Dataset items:
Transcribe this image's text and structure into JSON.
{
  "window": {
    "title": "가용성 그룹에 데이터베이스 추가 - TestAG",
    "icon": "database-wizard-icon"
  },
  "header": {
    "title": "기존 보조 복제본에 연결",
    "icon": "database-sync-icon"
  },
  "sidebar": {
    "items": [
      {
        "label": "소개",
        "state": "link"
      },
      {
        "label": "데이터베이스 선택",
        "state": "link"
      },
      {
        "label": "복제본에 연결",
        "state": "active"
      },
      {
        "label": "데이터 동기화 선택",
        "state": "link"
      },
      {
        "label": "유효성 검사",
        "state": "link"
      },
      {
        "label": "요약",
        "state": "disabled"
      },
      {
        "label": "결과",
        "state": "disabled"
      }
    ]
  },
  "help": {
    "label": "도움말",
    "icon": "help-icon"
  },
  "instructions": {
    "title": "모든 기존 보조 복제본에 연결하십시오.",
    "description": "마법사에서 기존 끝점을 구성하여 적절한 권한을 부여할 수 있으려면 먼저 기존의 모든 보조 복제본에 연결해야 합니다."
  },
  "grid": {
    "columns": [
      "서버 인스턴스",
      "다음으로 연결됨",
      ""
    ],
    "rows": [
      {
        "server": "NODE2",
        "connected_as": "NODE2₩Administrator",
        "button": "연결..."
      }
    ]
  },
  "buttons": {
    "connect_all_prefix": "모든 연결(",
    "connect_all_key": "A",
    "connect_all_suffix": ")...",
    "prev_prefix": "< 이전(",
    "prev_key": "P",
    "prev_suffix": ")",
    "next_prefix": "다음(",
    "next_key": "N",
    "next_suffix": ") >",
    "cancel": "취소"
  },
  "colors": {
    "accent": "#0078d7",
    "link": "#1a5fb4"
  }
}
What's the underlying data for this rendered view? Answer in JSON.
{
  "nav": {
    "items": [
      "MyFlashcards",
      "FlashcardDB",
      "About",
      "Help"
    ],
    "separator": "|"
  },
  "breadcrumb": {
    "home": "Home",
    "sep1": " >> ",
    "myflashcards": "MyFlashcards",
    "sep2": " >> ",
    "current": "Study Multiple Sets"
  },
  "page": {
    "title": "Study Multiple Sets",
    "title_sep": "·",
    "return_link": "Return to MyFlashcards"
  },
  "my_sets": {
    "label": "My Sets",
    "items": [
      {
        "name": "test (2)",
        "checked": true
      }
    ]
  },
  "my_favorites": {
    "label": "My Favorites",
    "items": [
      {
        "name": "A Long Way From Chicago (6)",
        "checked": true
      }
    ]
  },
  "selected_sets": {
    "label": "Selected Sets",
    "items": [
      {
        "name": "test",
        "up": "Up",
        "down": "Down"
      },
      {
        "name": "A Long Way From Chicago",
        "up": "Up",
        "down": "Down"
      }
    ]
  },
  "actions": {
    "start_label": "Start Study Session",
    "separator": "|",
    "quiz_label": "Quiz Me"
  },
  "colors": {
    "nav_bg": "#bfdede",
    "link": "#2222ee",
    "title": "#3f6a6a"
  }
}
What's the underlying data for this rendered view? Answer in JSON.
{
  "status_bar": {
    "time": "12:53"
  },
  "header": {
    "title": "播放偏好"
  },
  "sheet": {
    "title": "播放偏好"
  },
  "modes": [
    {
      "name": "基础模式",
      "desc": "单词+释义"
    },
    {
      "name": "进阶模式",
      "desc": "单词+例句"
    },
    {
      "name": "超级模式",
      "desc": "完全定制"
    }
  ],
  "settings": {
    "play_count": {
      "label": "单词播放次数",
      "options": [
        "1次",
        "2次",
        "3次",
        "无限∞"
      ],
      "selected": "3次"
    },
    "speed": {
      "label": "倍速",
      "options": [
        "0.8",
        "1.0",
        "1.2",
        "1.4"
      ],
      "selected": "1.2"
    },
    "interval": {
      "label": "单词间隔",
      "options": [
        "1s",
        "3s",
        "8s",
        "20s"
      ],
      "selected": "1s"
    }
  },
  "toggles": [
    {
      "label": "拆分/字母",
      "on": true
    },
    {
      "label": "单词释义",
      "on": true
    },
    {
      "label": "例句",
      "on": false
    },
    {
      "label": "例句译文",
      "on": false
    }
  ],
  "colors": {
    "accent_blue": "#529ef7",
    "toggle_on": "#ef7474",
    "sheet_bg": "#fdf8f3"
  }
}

▶ Given exercise: Extract each line of the listing above, copying it word for word.

▶ Solution for this task:
Transcribe this image's text and structure into JSON.
{
  "window": {
    "title": "가용성 그룹에 데이터베이스 추가 - TestAG",
    "icon": "database-wizard-icon"
  },
  "header": {
    "title": "기존 보조 복제본에 연결",
    "icon": "database-sync-icon"
  },
  "sidebar": {
    "items": [
      {
        "label": "소개",
        "state": "link"
      },
      {
        "label": "데이터베이스 선택",
        "state": "link"
      },
      {
        "label": "복제본에 연결",
        "state": "active"
      },
      {
        "label": "데이터 동기화 선택",
        "state": "link"
      },
      {
        "label": "유효성 검사",
        "state": "link"
      },
      {
        "label": "요약",
        "state": "disabled"
      },
      {
        "label": "결과",
        "state": "disabled"
      }
    ]
  },
  "help": {
    "label": "도움말",
    "icon": "help-icon"
  },
  "instructions": {
    "title": "모든 기존 보조 복제본에 연결하십시오.",
    "description": "마법사에서 기존 끝점을 구성하여 적절한 권한을 부여할 수 있으려면 먼저 기존의 모든 보조 복제본에 연결해야 합니다."
  },
  "grid": {
    "columns": [
      "서버 인스턴스",
      "다음으로 연결됨",
      ""
    ],
    "rows": [
      {
        "server": "NODE2",
        "connected_as": "NODE2₩Administrator",
        "button": "연결..."
      }
    ]
  },
  "buttons": {
    "connect_all_prefix": "모든 연결(",
    "connect_all_key": "A",
    "connect_all_suffix": ")...",
    "prev_prefix": "< 이전(",
    "prev_key": "P",
    "prev_suffix": ")",
    "next_prefix": "다음(",
    "next_key": "N",
    "next_suffix": ") >",
    "cancel": "취소"
  },
  "colors": {
    "accent": "#0078d7",
    "link": "#1a5fb4"
  }
}
What's the underlying data for this rendered view? Answer in JSON.
{
  "nav": {
    "items": [
      "MyFlashcards",
      "FlashcardDB",
      "About",
      "Help"
    ],
    "separator": "|"
  },
  "breadcrumb": {
    "home": "Home",
    "sep1": " >> ",
    "myflashcards": "MyFlashcards",
    "sep2": " >> ",
    "current": "Study Multiple Sets"
  },
  "page": {
    "title": "Study Multiple Sets",
    "title_sep": "·",
    "return_link": "Return to MyFlashcards"
  },
  "my_sets": {
    "label": "My Sets",
    "items": [
      {
        "name": "test (2)",
        "checked": true
      }
    ]
  },
  "my_favorites": {
    "label": "My Favorites",
    "items": [
      {
        "name": "A Long Way From Chicago (6)",
        "checked": true
      }
    ]
  },
  "selected_sets": {
    "label": "Selected Sets",
    "items": [
      {
        "name": "test",
        "up": "Up",
        "down": "Down"
      },
      {
        "name": "A Long Way From Chicago",
        "up": "Up",
        "down": "Down"
      }
    ]
  },
  "actions": {
    "start_label": "Start Study Session",
    "separator": "|",
    "quiz_label": "Quiz Me"
  },
  "colors": {
    "nav_bg": "#bfdede",
    "link": "#2222ee",
    "title": "#3f6a6a"
  }
}
What's the underlying data for this rendered view? Answer in JSON.
{
  "status_bar": {
    "time": "12:53"
  },
  "header": {
    "title": "播放偏好"
  },
  "sheet": {
    "title": "播放偏好"
  },
  "modes": [
    {
      "name": "基础模式",
      "desc": "单词+释义"
    },
    {
      "name": "进阶模式",
      "desc": "单词+例句"
    },
    {
      "name": "超级模式",
      "desc": "完全定制"
    }
  ],
  "settings": {
    "play_count": {
      "label": "单词播放次数",
      "options": [
        "1次",
        "2次",
        "3次",
        "无限∞"
      ],
      "selected": "3次"
    },
    "speed": {
      "label": "倍速",
      "options": [
        "0.8",
        "1.0",
        "1.2",
        "1.4"
      ],
      "selected": "1.2"
    },
    "interval": {
      "label": "单词间隔",
      "options": [
        "1s",
        "3s",
        "8s",
        "20s"
      ],
      "selected": "1s"
    }
  },
  "toggles": [
    {
      "label": "拆分/字母",
      "on": true
    },
    {
      "label": "单词释义",
      "on": true
    },
    {
      "label": "例句",
      "on": false
    },
    {
      "label": "例句译文",
      "on": false
    }
  ],
  "colors": {
    "accent_blue": "#529ef7",
    "toggle_on": "#ef7474",
    "sheet_bg": "#fdf8f3"
  }
}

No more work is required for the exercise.